#### DO THIS
Your copy of the material below should match it exactly, except that it holds no pictures.

#### DATA SECTION
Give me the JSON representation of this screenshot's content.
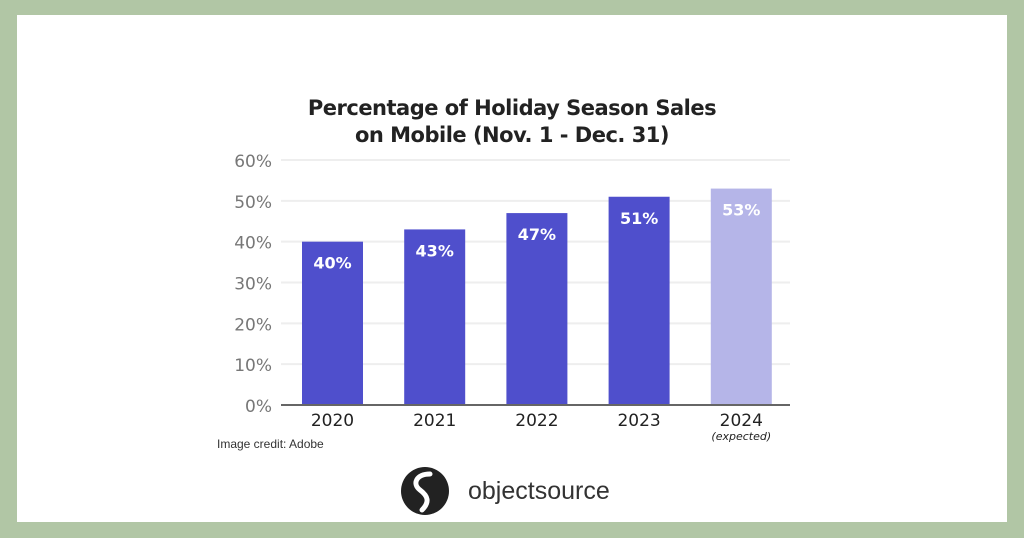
{
  "chart_data": {
    "type": "bar",
    "title_lines": [
      "Percentage of Holiday Season Sales",
      "on Mobile (Nov. 1 - Dec. 31)"
    ],
    "categories": [
      "2020",
      "2021",
      "2022",
      "2023",
      "2024"
    ],
    "category_sublabels": [
      "",
      "",
      "",
      "",
      "(expected)"
    ],
    "values": [
      40,
      43,
      47,
      51,
      53
    ],
    "data_labels": [
      "40%",
      "43%",
      "47%",
      "51%",
      "53%"
    ],
    "yticks": [
      0,
      10,
      20,
      30,
      40,
      50,
      60
    ],
    "ytick_labels": [
      "0%",
      "10%",
      "20%",
      "30%",
      "40%",
      "50%",
      "60%"
    ],
    "ylim": [
      0,
      60
    ],
    "grid": true,
    "colors": {
      "actual": "#4f4fcc",
      "expected": "#b5b5e8"
    }
  },
  "credit": "Image credit: Adobe",
  "logo": {
    "text": "objectsource",
    "icon": "objectsource-logo-icon"
  }
}
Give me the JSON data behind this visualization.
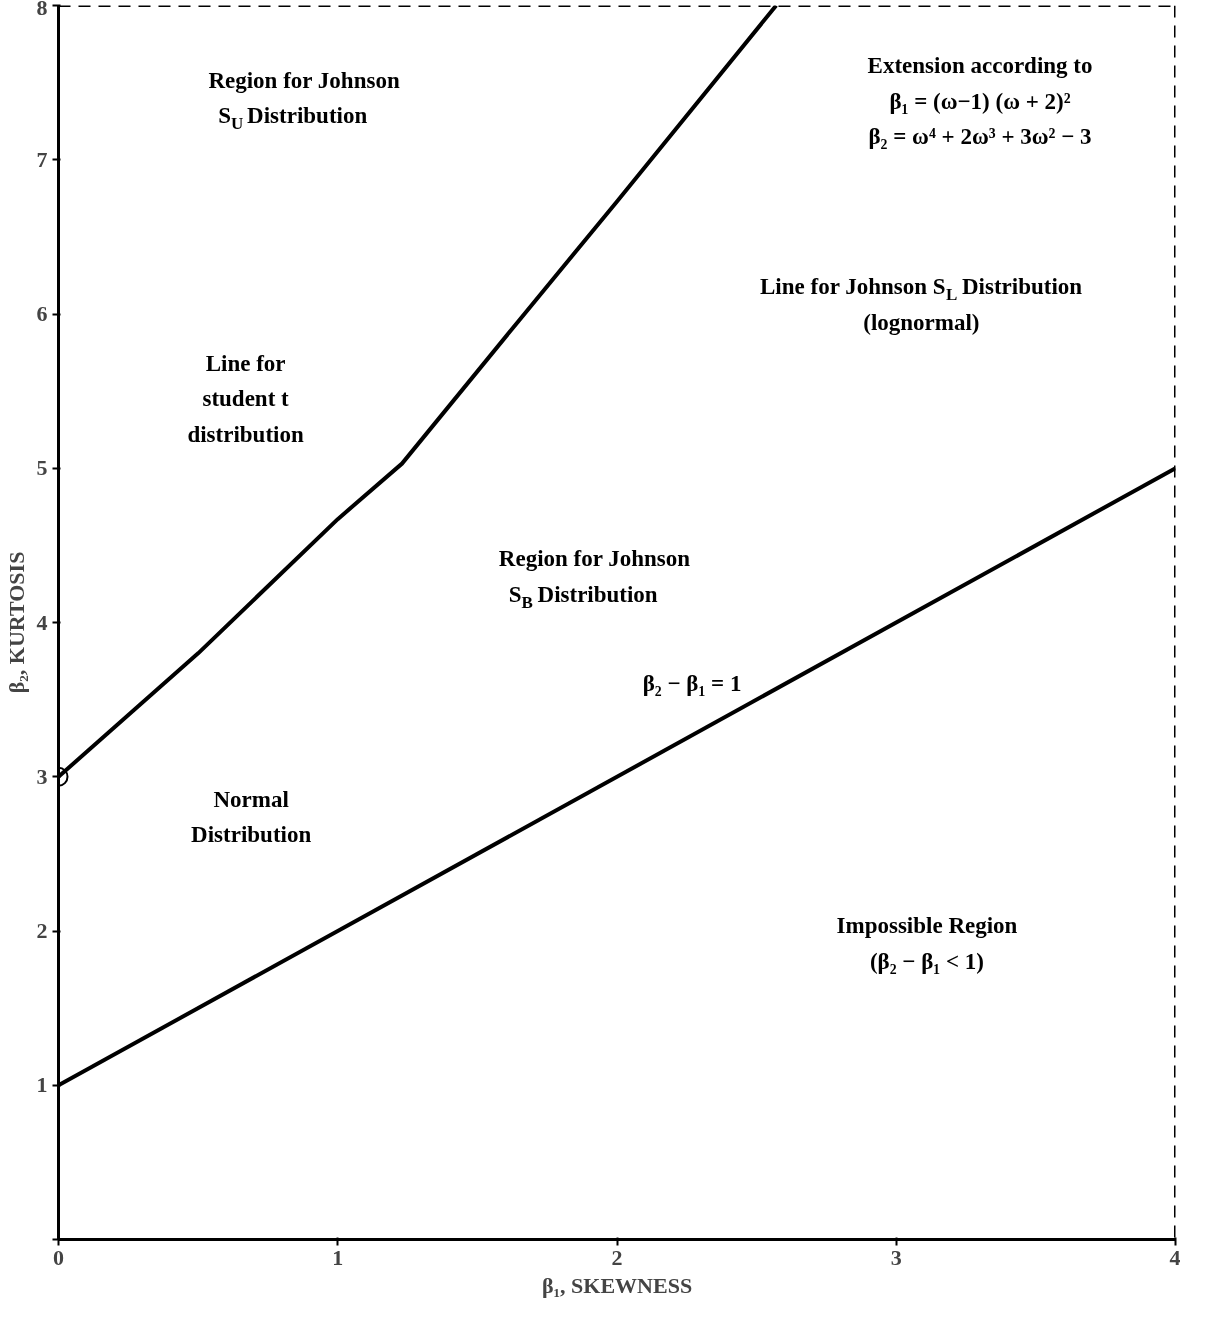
{
  "chart_data": {
    "type": "line",
    "xlabel": "β₁, SKEWNESS",
    "ylabel": "β₂, KURTOSIS",
    "xlim": [
      0,
      4
    ],
    "ylim": [
      0,
      8
    ],
    "xticks": [
      0,
      1,
      2,
      3,
      4
    ],
    "yticks": [
      {
        "value": 0,
        "label": null
      },
      1,
      2,
      3,
      4,
      5,
      6,
      7,
      8
    ],
    "grid": false,
    "line_style": "solid",
    "marker": "none",
    "series": [
      {
        "color": "#000000",
        "x": [
          0,
          0.5,
          1,
          1.23,
          1.65,
          2,
          2.57
        ],
        "values": [
          3,
          3.8,
          4.67,
          5.03,
          5.96,
          6.73,
          8
        ]
      },
      {
        "color": "#000000",
        "x": [
          0,
          4
        ],
        "values": [
          1,
          5
        ]
      },
      {
        "type": "scatter",
        "marker": "circle",
        "color": "#000000",
        "x": [
          0
        ],
        "values": [
          3
        ]
      }
    ],
    "ref_lines": [
      {
        "axis": "y",
        "value": 8,
        "label": null,
        "color": "#000000",
        "line_style": "dashed"
      },
      {
        "axis": "x",
        "value": 4,
        "label": null,
        "color": "#000000",
        "line_style": "dashed"
      }
    ],
    "annotations": [
      "Region for Johnson\nS$_{U}$ Distribution",
      "Extension according to\nβ₁ = (ω−1) (ω + 2)²\nβ₂ = ω⁴ + 2ω³ + 3ω² − 3",
      "Line for Johnson S$_{L}$ Distribution\n(lognormal)",
      "Line for\nstudent t\ndistribution",
      "Region for Johnson\nS$_{B}$ Distribution",
      {
        "text": "β₂ − β₁ = 1",
        "x": 2.46,
        "y": 3.46
      },
      "Normal\nDistribution",
      "Impossible Region\n(β₂ − β₁ < 1)"
    ]
  }
}
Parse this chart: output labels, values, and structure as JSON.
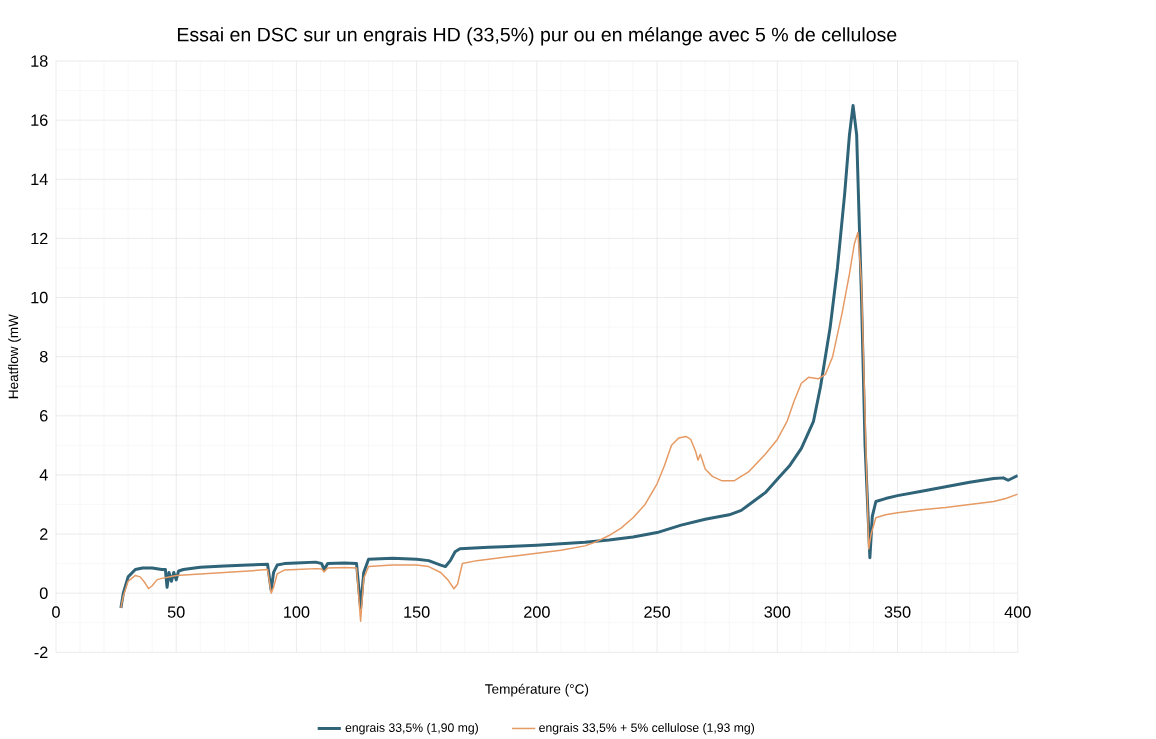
{
  "chart_data": {
    "type": "line",
    "title": "Essai en DSC sur un engrais HD (33,5%) pur ou en mélange avec 5 % de cellulose",
    "xlabel": "Température (°C)",
    "ylabel": "Heatflow (mW",
    "xlim": [
      0,
      400
    ],
    "xticks": [
      0,
      50,
      100,
      150,
      200,
      250,
      300,
      350,
      400
    ],
    "ylim": [
      -2,
      18
    ],
    "yticks": [
      -2,
      0,
      2,
      4,
      6,
      8,
      10,
      12,
      14,
      16,
      18
    ],
    "grid": true,
    "legend": "bottom",
    "marker": "none",
    "line_style": "solid",
    "series": [
      {
        "name": "engrais 33,5% (1,90 mg)",
        "color": "#2f6378",
        "x": [
          27,
          28,
          30,
          33,
          36,
          40,
          44,
          45.5,
          46.2,
          47,
          48,
          49,
          50,
          51,
          53,
          60,
          70,
          80,
          88,
          89.5,
          90.5,
          92,
          95,
          100,
          108,
          110.5,
          111.5,
          113,
          120,
          125,
          126.7,
          128,
          130,
          140,
          150,
          155,
          160,
          162,
          164,
          166,
          168,
          180,
          200,
          220,
          230,
          240,
          250,
          260,
          270,
          280,
          285,
          290,
          295,
          300,
          305,
          310,
          315,
          318,
          322,
          325,
          328,
          330,
          331.5,
          333,
          335,
          336.5,
          338.5,
          339.5,
          341,
          345,
          350,
          360,
          370,
          380,
          390,
          394,
          396,
          400
        ],
        "values": [
          -0.5,
          0.0,
          0.55,
          0.8,
          0.85,
          0.85,
          0.8,
          0.8,
          0.2,
          0.7,
          0.4,
          0.7,
          0.45,
          0.75,
          0.8,
          0.88,
          0.92,
          0.95,
          0.98,
          0.1,
          0.7,
          0.95,
          1.0,
          1.02,
          1.05,
          1.0,
          0.8,
          1.0,
          1.02,
          1.0,
          -0.5,
          0.7,
          1.15,
          1.18,
          1.15,
          1.1,
          0.95,
          0.9,
          1.1,
          1.4,
          1.5,
          1.55,
          1.62,
          1.72,
          1.8,
          1.9,
          2.05,
          2.3,
          2.5,
          2.65,
          2.8,
          3.1,
          3.4,
          3.85,
          4.3,
          4.9,
          5.8,
          7.0,
          9.0,
          11.0,
          13.5,
          15.5,
          16.5,
          15.5,
          10.0,
          5.0,
          1.2,
          2.6,
          3.1,
          3.2,
          3.3,
          3.45,
          3.6,
          3.75,
          3.88,
          3.9,
          3.82,
          3.98
        ]
      },
      {
        "name": "engrais 33,5% + 5% cellulose (1,93 mg)",
        "color": "#e69a64",
        "x": [
          27,
          28,
          30,
          33,
          35,
          37,
          38.5,
          40,
          42,
          44,
          47,
          50,
          60,
          70,
          80,
          88,
          89.5,
          90.5,
          92,
          95,
          100,
          108,
          110.5,
          111.5,
          113,
          120,
          125,
          126.7,
          128,
          130,
          140,
          150,
          155,
          160,
          163,
          165.5,
          167,
          169,
          175,
          190,
          200,
          210,
          220,
          225,
          230,
          235,
          240,
          245,
          250,
          253,
          256,
          259,
          262,
          264,
          266,
          267,
          268,
          270,
          273,
          277,
          282,
          288,
          295,
          300,
          304,
          307,
          310,
          313,
          317,
          320,
          323,
          327,
          330,
          332,
          333.5,
          335,
          336.5,
          338,
          339,
          341,
          345,
          350,
          360,
          370,
          380,
          390,
          395,
          400
        ],
        "values": [
          -0.5,
          -0.1,
          0.4,
          0.6,
          0.55,
          0.35,
          0.15,
          0.25,
          0.45,
          0.5,
          0.55,
          0.6,
          0.65,
          0.7,
          0.75,
          0.8,
          0.0,
          0.2,
          0.65,
          0.78,
          0.8,
          0.83,
          0.82,
          0.72,
          0.85,
          0.87,
          0.85,
          -0.95,
          0.5,
          0.9,
          0.95,
          0.95,
          0.9,
          0.7,
          0.45,
          0.15,
          0.3,
          1.0,
          1.1,
          1.25,
          1.35,
          1.45,
          1.6,
          1.75,
          1.95,
          2.2,
          2.55,
          3.0,
          3.7,
          4.3,
          5.0,
          5.25,
          5.3,
          5.2,
          4.8,
          4.5,
          4.7,
          4.2,
          3.95,
          3.8,
          3.8,
          4.1,
          4.7,
          5.2,
          5.8,
          6.5,
          7.1,
          7.3,
          7.25,
          7.4,
          8.0,
          9.5,
          10.8,
          11.8,
          12.2,
          10.5,
          6.0,
          1.5,
          2.0,
          2.55,
          2.65,
          2.72,
          2.82,
          2.9,
          3.0,
          3.1,
          3.2,
          3.35
        ]
      }
    ]
  }
}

#### RESULT OF THE EXERCISE
Give me the JSON representation of this screenshot's content.
{
  "chart_data": {
    "type": "bar",
    "title_lines": [
      "Percentage of Holiday Season Sales",
      "on Mobile (Nov. 1 - Dec. 31)"
    ],
    "categories": [
      "2020",
      "2021",
      "2022",
      "2023",
      "2024"
    ],
    "category_sublabels": [
      "",
      "",
      "",
      "",
      "(expected)"
    ],
    "values": [
      40,
      43,
      47,
      51,
      53
    ],
    "data_labels": [
      "40%",
      "43%",
      "47%",
      "51%",
      "53%"
    ],
    "yticks": [
      0,
      10,
      20,
      30,
      40,
      50,
      60
    ],
    "ytick_labels": [
      "0%",
      "10%",
      "20%",
      "30%",
      "40%",
      "50%",
      "60%"
    ],
    "ylim": [
      0,
      60
    ],
    "grid": true,
    "colors": {
      "actual": "#4f4fcc",
      "expected": "#b5b5e8"
    }
  },
  "credit": "Image credit: Adobe",
  "logo": {
    "text": "objectsource",
    "icon": "objectsource-logo-icon"
  }
}
Give me the JSON data behind this visualization.
{
  "chart_data": {
    "type": "line",
    "xlabel": "β₁, SKEWNESS",
    "ylabel": "β₂, KURTOSIS",
    "xlim": [
      0,
      4
    ],
    "ylim": [
      0,
      8
    ],
    "xticks": [
      0,
      1,
      2,
      3,
      4
    ],
    "yticks": [
      {
        "value": 0,
        "label": null
      },
      1,
      2,
      3,
      4,
      5,
      6,
      7,
      8
    ],
    "grid": false,
    "line_style": "solid",
    "marker": "none",
    "series": [
      {
        "color": "#000000",
        "x": [
          0,
          0.5,
          1,
          1.23,
          1.65,
          2,
          2.57
        ],
        "values": [
          3,
          3.8,
          4.67,
          5.03,
          5.96,
          6.73,
          8
        ]
      },
      {
        "color": "#000000",
        "x": [
          0,
          4
        ],
        "values": [
          1,
          5
        ]
      },
      {
        "type": "scatter",
        "marker": "circle",
        "color": "#000000",
        "x": [
          0
        ],
        "values": [
          3
        ]
      }
    ],
    "ref_lines": [
      {
        "axis": "y",
        "value": 8,
        "label": null,
        "color": "#000000",
        "line_style": "dashed"
      },
      {
        "axis": "x",
        "value": 4,
        "label": null,
        "color": "#000000",
        "line_style": "dashed"
      }
    ],
    "annotations": [
      "Region for Johnson\nS$_{U}$ Distribution",
      "Extension according to\nβ₁ = (ω−1) (ω + 2)²\nβ₂ = ω⁴ + 2ω³ + 3ω² − 3",
      "Line for Johnson S$_{L}$ Distribution\n(lognormal)",
      "Line for\nstudent t\ndistribution",
      "Region for Johnson\nS$_{B}$ Distribution",
      {
        "text": "β₂ − β₁ = 1",
        "x": 2.46,
        "y": 3.46
      },
      "Normal\nDistribution",
      "Impossible Region\n(β₂ − β₁ < 1)"
    ]
  }
}
Parse this chart: output labels, values, and structure as JSON.
{
  "chart_data": {
    "type": "line",
    "title": "Essai en DSC sur un engrais HD (33,5%) pur ou en mélange avec 5 % de cellulose",
    "xlabel": "Température (°C)",
    "ylabel": "Heatflow (mW",
    "xlim": [
      0,
      400
    ],
    "xticks": [
      0,
      50,
      100,
      150,
      200,
      250,
      300,
      350,
      400
    ],
    "ylim": [
      -2,
      18
    ],
    "yticks": [
      -2,
      0,
      2,
      4,
      6,
      8,
      10,
      12,
      14,
      16,
      18
    ],
    "grid": true,
    "legend": "bottom",
    "marker": "none",
    "line_style": "solid",
    "series": [
      {
        "name": "engrais 33,5% (1,90 mg)",
        "color": "#2f6378",
        "x": [
          27,
          28,
          30,
          33,
          36,
          40,
          44,
          45.5,
          46.2,
          47,
          48,
          49,
          50,
          51,
          53,
          60,
          70,
          80,
          88,
          89.5,
          90.5,
          92,
          95,
          100,
          108,
          110.5,
          111.5,
          113,
          120,
          125,
          126.7,
          128,
          130,
          140,
          150,
          155,
          160,
          162,
          164,
          166,
          168,
          180,
          200,
          220,
          230,
          240,
          250,
          260,
          270,
          280,
          285,
          290,
          295,
          300,
          305,
          310,
          315,
          318,
          322,
          325,
          328,
          330,
          331.5,
          333,
          335,
          336.5,
          338.5,
          339.5,
          341,
          345,
          350,
          360,
          370,
          380,
          390,
          394,
          396,
          400
        ],
        "values": [
          -0.5,
          0.0,
          0.55,
          0.8,
          0.85,
          0.85,
          0.8,
          0.8,
          0.2,
          0.7,
          0.4,
          0.7,
          0.45,
          0.75,
          0.8,
          0.88,
          0.92,
          0.95,
          0.98,
          0.1,
          0.7,
          0.95,
          1.0,
          1.02,
          1.05,
          1.0,
          0.8,
          1.0,
          1.02,
          1.0,
          -0.5,
          0.7,
          1.15,
          1.18,
          1.15,
          1.1,
          0.95,
          0.9,
          1.1,
          1.4,
          1.5,
          1.55,
          1.62,
          1.72,
          1.8,
          1.9,
          2.05,
          2.3,
          2.5,
          2.65,
          2.8,
          3.1,
          3.4,
          3.85,
          4.3,
          4.9,
          5.8,
          7.0,
          9.0,
          11.0,
          13.5,
          15.5,
          16.5,
          15.5,
          10.0,
          5.0,
          1.2,
          2.6,
          3.1,
          3.2,
          3.3,
          3.45,
          3.6,
          3.75,
          3.88,
          3.9,
          3.82,
          3.98
        ]
      },
      {
        "name": "engrais 33,5% + 5% cellulose (1,93 mg)",
        "color": "#e69a64",
        "x": [
          27,
          28,
          30,
          33,
          35,
          37,
          38.5,
          40,
          42,
          44,
          47,
          50,
          60,
          70,
          80,
          88,
          89.5,
          90.5,
          92,
          95,
          100,
          108,
          110.5,
          111.5,
          113,
          120,
          125,
          126.7,
          128,
          130,
          140,
          150,
          155,
          160,
          163,
          165.5,
          167,
          169,
          175,
          190,
          200,
          210,
          220,
          225,
          230,
          235,
          240,
          245,
          250,
          253,
          256,
          259,
          262,
          264,
          266,
          267,
          268,
          270,
          273,
          277,
          282,
          288,
          295,
          300,
          304,
          307,
          310,
          313,
          317,
          320,
          323,
          327,
          330,
          332,
          333.5,
          335,
          336.5,
          338,
          339,
          341,
          345,
          350,
          360,
          370,
          380,
          390,
          395,
          400
        ],
        "values": [
          -0.5,
          -0.1,
          0.4,
          0.6,
          0.55,
          0.35,
          0.15,
          0.25,
          0.45,
          0.5,
          0.55,
          0.6,
          0.65,
          0.7,
          0.75,
          0.8,
          0.0,
          0.2,
          0.65,
          0.78,
          0.8,
          0.83,
          0.82,
          0.72,
          0.85,
          0.87,
          0.85,
          -0.95,
          0.5,
          0.9,
          0.95,
          0.95,
          0.9,
          0.7,
          0.45,
          0.15,
          0.3,
          1.0,
          1.1,
          1.25,
          1.35,
          1.45,
          1.6,
          1.75,
          1.95,
          2.2,
          2.55,
          3.0,
          3.7,
          4.3,
          5.0,
          5.25,
          5.3,
          5.2,
          4.8,
          4.5,
          4.7,
          4.2,
          3.95,
          3.8,
          3.8,
          4.1,
          4.7,
          5.2,
          5.8,
          6.5,
          7.1,
          7.3,
          7.25,
          7.4,
          8.0,
          9.5,
          10.8,
          11.8,
          12.2,
          10.5,
          6.0,
          1.5,
          2.0,
          2.55,
          2.65,
          2.72,
          2.82,
          2.9,
          3.0,
          3.1,
          3.2,
          3.35
        ]
      }
    ]
  }
}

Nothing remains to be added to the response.